▶ Задания:
a) Как перевести на английский язык предложение «Собака за мостом вдруг остановилась, словно неожиданно наткнулась на стеклянную стену.» из текста об Абхазии?
b) Выпишите дословно из текста об Абхазии отрывок от «Представление об Абхазии» до «библейского райского сада[101].».

▶ Текст для чтения:
«Он шёл, строя личные планы и полный самых невозможных надежд… Окрестные жители… догадывались, что и этот юноша подчинился стихийному движению на запад»[98]. Хотя на реальной географической карте Абхазия по отношению к Мингрелии расположена несколько под другим углом — на северо-западе, в тексте многократно подчёркивается именно западный миграционный вектор — судьбоносный, маркирующий какие-то особые возможности для карьеры. Здесь очевидна обобщающая геопоэтическая аллюзия на известные в мировой истории сюжеты «покорения Запада»: на захватнические миграции азиатских народов, волнами «осваивавших» Европу в раннем Средневековье; на завоевание Северной Америки европейцами в Новое Время, а также на историю советской эмиграции в Европу и США.
Однако изображаемое в романе стремление героя к перемене места объяснимо не только из ракурса теории путешествий (желание инициации, перехода в другое состояние, приобретения более высокого статуса, самореализации и т. д.), но и с точки зрения геопоэтики, то есть интеллектуальной работы с ландшафтно-географическими образами: тяга человека к неизведанному пространству, к расширению своей персональной вселенной. Несмотря на определённую ландшафтно-климатическую близость Абхазии и Мингрелии (объединяемых историко-мифологическим топонимом «Колхида»), автор резко разделяет их в своём поэтичном описании: «Вдали засверкала голубая река, раскидавшая на белых камнях свои рукава. И с левого боку — море. Это была граница, за которой начинался совершенно другой мир. Там кончалась глинистая почва, там кончались болота с чахлыми ольховыми ростками, там кончалась влажная страна — и начинался вожделенный берег, где буйствовала диковинная природа, а аромат, переполнявший тот берег, рвался и сюда, но сквозняк речной долины уносил его к морю»[99].
Значимость перехода из привычного пространства в небывалое автор подчёркивает острой реакцией на этот рубеж полусказочного зоологического персонажа, напоминающего собой о тотемических ритуалах инициации — мыслящей дворняжки: «Собака за мостом вдруг остановилась, словно неожиданно наткнулась на стеклянную стену. Это была мингрело-абхазская граница».
Представление об Абхазии как об особом, райском месте или земле обетованной основано на реальных особенностях климата и ландшафта этой страны. «Современная Абхазия, занимающая северную часть Колхидской горной провинции, относится к самым тёплым и влажным областям Кавказа. Среднегодовая температура воздуха в Сухуме, достигающая +15 °C, является самой высокой на Кавказе… А. П. Чехов, посетивший Абхазию более ста лет назад, в одном из своих писем восторженно писал: „Природа удивительна до бешенства и отчаяния“…»[100]. Существуют даже исследовательские проекты, доказывающие, что именно территория Абхазии, в силу её ландшафтно-климатических особенностей, стала историческим прообразом библейского райского сада[101].

▶ Выбранные строки:
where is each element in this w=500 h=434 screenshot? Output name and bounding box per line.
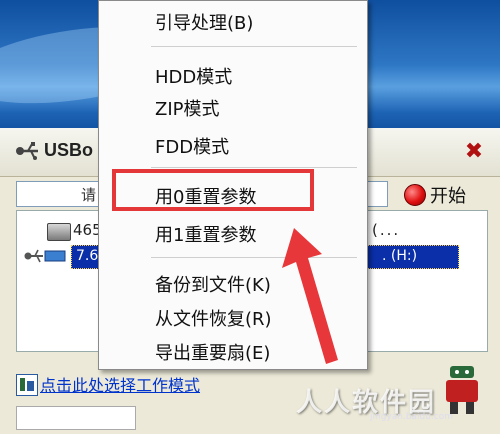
start-icon <box>404 184 426 206</box>
menu-item-label: 从文件恢复(R) <box>155 309 272 330</box>
menu-separator <box>151 46 357 47</box>
hard-disk-icon <box>47 223 71 241</box>
mascot-icon <box>446 366 478 414</box>
mode-icon <box>16 374 38 396</box>
status-box <box>16 406 136 430</box>
device-row-2-name: 7.6 <box>76 248 99 264</box>
menu-item-hdd-mode[interactable]: HDD模式 <box>99 59 367 89</box>
menu-item-boot-process[interactable]: 引导处理(B) <box>99 5 367 35</box>
menu-separator <box>151 167 357 168</box>
menu-item-label: HDD模式 <box>155 67 233 88</box>
close-button[interactable]: ✖ <box>462 140 486 164</box>
usb-app-icon <box>16 142 38 160</box>
pointer-arrow-icon <box>282 228 338 364</box>
start-label: 开始 <box>430 186 466 207</box>
menu-item-zip-mode[interactable]: ZIP模式 <box>99 91 367 121</box>
menu-item-label: 引导处理(B) <box>155 13 254 34</box>
menu-item-label: 用1重置参数 <box>155 225 257 246</box>
menu-item-fdd-mode[interactable]: FDD模式 <box>99 129 367 159</box>
device-row-2-info: . (H:) <box>382 248 418 264</box>
menu-item-label: 导出重要扇(E) <box>155 343 271 364</box>
close-icon: ✖ <box>464 139 484 164</box>
menu-item-label: 备份到文件(K) <box>155 275 271 296</box>
menu-item-label: FDD模式 <box>155 137 230 158</box>
window-title: USBo <box>44 140 93 160</box>
mode-field-text: 请 <box>81 186 97 204</box>
highlight-box <box>112 169 314 211</box>
start-button[interactable]: 开始 <box>402 180 488 208</box>
select-mode-link[interactable]: 点击此处选择工作模式 <box>40 372 200 396</box>
device-row-1-info: (... <box>372 221 401 239</box>
menu-item-label: ZIP模式 <box>155 99 220 120</box>
watermark-subtext: jingyan.baidu.com <box>370 412 454 422</box>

▶ Ответы к заданиям:
a) Beyond the bridge the dog suddenly stopped, as if it had unexpectedly run into a glass wall.

b)
Представление об Абхазии как об особом, райском месте или земле обетованной основано на реальных особенностях климата и ландшафта этой страны. «Современная Абхазия, занимающая северную часть Колхидской горной провинции, относится к самым тёплым и влажным областям Кавказа. Среднегодовая температура воздуха в Сухуме, достигающая +15 °C, является самой высокой на Кавказе… А. П. Чехов, посетивший Абхазию более ста лет назад, в одном из своих писем восторженно писал: „Природа удивительна до бешенства и отчаяния“…»[100]. Существуют даже исследовательские проекты, доказывающие, что именно территория Абхазии, в силу её ландшафтно-климатических особенностей, стала историческим прообразом библейского райского сада[101].